▶ [PROBLEM DETAILS] Go through the listing and copy each line with the string "para".

++++ SUPPLIED DATA

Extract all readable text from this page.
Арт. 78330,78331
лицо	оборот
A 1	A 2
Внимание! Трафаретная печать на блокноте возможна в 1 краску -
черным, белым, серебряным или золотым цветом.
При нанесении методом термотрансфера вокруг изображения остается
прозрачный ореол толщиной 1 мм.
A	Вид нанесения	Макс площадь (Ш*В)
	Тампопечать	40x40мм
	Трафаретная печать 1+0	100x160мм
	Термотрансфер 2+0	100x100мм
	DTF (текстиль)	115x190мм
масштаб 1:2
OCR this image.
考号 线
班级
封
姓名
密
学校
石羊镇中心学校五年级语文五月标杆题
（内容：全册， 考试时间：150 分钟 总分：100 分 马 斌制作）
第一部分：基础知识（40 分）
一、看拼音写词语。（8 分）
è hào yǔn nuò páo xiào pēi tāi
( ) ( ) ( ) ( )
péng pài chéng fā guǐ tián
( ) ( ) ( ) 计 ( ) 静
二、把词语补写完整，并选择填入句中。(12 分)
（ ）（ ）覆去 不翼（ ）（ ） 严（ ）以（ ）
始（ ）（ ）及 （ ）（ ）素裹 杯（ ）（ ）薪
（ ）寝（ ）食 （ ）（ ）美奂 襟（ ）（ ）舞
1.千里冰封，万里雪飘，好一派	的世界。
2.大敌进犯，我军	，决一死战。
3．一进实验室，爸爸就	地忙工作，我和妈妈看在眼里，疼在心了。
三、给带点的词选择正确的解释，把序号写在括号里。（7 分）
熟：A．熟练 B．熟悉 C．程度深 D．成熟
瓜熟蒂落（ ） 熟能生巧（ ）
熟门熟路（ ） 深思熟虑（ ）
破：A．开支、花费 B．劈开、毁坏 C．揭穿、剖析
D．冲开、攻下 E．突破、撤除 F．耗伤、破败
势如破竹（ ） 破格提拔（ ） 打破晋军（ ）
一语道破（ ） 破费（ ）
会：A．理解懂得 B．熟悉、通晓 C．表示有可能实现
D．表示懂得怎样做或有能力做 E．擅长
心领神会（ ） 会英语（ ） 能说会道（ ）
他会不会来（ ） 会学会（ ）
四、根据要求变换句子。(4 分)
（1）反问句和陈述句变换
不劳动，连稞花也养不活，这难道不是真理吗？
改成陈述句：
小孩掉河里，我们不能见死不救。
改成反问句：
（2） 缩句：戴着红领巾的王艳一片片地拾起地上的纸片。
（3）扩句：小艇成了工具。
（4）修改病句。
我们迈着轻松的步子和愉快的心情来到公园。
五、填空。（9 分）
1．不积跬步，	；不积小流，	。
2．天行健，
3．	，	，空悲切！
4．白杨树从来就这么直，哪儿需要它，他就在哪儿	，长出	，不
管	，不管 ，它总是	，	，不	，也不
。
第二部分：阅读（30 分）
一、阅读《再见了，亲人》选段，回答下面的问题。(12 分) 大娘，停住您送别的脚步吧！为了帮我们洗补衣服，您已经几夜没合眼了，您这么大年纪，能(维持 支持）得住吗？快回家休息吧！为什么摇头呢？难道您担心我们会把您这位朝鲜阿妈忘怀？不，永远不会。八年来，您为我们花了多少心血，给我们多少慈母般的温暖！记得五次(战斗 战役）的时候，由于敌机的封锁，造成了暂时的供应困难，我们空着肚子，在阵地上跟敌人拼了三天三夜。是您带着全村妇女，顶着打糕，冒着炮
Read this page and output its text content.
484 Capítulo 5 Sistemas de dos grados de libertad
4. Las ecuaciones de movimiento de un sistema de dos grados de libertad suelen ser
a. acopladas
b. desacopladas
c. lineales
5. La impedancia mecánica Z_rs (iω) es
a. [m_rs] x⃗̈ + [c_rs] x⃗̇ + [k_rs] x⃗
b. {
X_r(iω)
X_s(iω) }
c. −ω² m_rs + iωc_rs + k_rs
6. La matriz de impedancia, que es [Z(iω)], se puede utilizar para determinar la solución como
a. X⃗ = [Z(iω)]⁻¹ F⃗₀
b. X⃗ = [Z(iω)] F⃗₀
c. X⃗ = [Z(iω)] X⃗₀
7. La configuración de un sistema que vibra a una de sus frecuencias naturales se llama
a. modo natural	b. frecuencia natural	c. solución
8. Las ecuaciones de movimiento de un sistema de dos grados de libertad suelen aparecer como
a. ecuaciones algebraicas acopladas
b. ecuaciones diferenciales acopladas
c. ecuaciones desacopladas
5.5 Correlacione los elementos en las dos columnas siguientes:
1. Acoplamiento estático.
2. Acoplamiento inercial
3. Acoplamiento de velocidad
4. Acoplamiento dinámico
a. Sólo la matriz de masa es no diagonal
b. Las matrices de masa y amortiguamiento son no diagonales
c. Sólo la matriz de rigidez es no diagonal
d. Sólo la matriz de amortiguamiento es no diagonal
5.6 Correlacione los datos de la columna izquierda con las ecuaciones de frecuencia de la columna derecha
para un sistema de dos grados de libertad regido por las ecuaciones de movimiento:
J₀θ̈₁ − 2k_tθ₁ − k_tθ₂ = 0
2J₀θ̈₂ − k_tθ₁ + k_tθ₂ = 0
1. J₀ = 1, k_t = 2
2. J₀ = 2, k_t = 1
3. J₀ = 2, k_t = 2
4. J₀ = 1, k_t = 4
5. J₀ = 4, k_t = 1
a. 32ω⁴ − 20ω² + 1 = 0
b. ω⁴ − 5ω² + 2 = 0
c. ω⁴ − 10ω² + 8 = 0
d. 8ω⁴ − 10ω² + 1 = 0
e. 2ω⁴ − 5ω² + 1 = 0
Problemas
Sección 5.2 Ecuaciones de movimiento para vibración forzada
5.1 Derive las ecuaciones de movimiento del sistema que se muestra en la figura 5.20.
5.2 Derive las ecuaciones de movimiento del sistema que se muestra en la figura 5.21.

++++++++

▶ [THE COMPLETED TASK]
6. La matriz de impedancia, que es [Z(iω)], se puede utilizar para determinar la solución como
para un sistema de dos grados de libertad regido por las ecuaciones de movimiento:
Sección 5.2 Ecuaciones de movimiento para vibración forzada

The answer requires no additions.